§ Stated exercise: Search the listing below for the string "talk" and copy every line where it occurs.

Dataset entries

________________________________________

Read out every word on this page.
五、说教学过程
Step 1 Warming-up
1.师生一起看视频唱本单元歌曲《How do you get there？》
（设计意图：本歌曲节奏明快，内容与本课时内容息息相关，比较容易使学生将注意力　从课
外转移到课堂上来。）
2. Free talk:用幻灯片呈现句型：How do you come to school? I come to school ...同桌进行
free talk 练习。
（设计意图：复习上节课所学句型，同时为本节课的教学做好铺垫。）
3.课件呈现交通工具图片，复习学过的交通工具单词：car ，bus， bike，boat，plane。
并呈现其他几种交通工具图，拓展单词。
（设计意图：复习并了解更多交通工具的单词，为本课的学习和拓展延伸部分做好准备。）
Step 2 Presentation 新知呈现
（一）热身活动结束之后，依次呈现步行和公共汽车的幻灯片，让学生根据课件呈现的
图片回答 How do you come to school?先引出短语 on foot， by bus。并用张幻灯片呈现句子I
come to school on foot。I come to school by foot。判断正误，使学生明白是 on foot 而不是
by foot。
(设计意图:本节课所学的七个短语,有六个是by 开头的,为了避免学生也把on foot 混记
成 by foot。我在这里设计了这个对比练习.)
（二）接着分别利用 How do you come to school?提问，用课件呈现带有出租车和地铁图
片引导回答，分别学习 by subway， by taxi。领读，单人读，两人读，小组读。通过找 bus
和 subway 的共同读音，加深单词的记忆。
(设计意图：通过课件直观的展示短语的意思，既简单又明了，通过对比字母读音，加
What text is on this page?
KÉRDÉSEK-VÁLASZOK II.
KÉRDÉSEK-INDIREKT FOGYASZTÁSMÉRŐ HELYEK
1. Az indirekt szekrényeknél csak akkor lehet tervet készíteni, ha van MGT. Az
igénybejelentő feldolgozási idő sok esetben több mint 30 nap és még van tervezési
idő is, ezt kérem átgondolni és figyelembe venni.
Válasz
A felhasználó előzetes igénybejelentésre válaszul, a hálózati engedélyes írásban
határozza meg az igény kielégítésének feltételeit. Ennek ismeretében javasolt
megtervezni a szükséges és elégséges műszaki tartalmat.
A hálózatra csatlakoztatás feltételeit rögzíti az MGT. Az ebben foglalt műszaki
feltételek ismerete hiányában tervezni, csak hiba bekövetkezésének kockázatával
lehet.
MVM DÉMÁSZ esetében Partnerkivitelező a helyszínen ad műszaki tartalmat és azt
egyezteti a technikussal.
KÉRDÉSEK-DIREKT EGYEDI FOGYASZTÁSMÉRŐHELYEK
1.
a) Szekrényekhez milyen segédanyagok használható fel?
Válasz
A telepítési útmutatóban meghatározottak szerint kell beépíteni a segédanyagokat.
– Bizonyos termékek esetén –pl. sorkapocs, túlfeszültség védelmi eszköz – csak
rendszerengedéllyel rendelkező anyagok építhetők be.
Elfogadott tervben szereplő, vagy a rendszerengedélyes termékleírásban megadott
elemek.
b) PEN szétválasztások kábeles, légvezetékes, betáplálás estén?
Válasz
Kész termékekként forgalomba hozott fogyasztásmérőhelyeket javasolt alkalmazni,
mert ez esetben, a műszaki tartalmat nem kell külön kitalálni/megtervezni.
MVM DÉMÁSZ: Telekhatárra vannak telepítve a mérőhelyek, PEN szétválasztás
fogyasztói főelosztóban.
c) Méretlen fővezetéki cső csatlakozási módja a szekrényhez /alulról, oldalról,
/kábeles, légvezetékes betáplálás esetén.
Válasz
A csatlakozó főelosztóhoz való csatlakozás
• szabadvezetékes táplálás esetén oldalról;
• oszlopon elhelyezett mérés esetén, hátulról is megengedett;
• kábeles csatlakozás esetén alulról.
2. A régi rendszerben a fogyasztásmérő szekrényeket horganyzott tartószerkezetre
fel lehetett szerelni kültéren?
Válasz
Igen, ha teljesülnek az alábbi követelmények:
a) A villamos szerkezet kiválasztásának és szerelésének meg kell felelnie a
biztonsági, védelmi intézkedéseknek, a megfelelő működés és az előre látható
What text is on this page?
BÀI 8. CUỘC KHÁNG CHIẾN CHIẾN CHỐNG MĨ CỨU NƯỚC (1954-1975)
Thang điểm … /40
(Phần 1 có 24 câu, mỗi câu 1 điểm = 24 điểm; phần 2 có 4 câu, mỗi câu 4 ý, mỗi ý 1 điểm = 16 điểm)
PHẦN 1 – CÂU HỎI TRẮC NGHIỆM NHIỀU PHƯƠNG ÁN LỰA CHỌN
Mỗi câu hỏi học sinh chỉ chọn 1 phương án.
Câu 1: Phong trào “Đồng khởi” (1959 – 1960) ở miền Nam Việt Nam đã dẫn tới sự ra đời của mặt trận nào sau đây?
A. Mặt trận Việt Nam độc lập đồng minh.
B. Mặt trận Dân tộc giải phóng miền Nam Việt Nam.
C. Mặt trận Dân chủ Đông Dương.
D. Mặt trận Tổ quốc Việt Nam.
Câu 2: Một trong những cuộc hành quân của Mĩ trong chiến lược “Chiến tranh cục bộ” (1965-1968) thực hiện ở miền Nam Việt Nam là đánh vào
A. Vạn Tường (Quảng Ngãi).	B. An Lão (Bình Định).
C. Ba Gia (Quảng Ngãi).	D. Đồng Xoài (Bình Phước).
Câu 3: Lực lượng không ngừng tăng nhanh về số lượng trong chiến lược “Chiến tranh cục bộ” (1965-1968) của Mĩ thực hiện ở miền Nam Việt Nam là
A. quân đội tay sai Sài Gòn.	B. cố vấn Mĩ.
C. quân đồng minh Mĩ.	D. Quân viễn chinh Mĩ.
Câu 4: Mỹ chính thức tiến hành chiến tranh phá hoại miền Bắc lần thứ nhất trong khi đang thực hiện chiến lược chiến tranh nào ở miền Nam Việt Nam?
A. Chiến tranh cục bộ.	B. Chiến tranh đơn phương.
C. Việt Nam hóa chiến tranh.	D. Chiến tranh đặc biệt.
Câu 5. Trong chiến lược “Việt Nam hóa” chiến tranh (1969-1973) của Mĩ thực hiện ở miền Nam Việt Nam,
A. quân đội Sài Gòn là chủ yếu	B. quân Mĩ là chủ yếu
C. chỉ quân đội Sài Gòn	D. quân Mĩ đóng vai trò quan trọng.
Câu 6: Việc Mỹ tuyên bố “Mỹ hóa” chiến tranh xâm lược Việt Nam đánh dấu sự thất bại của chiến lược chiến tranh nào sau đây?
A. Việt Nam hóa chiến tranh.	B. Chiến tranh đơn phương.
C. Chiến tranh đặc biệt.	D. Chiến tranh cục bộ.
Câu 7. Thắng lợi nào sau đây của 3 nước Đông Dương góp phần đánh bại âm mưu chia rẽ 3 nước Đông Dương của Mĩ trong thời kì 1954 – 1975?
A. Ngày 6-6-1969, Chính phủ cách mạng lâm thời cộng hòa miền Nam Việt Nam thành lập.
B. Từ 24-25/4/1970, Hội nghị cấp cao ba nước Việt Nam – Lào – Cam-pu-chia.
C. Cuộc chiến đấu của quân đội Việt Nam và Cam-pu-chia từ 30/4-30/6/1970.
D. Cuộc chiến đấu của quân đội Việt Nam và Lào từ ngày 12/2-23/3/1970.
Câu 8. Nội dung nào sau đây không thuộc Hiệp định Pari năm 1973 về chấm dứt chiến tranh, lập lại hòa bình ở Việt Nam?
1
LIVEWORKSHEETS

________________________________________

§ Result of this task:
2. Free talk:用幻灯片呈现句型：How do you come to school? I come to school ...同桌进行
free talk 练习。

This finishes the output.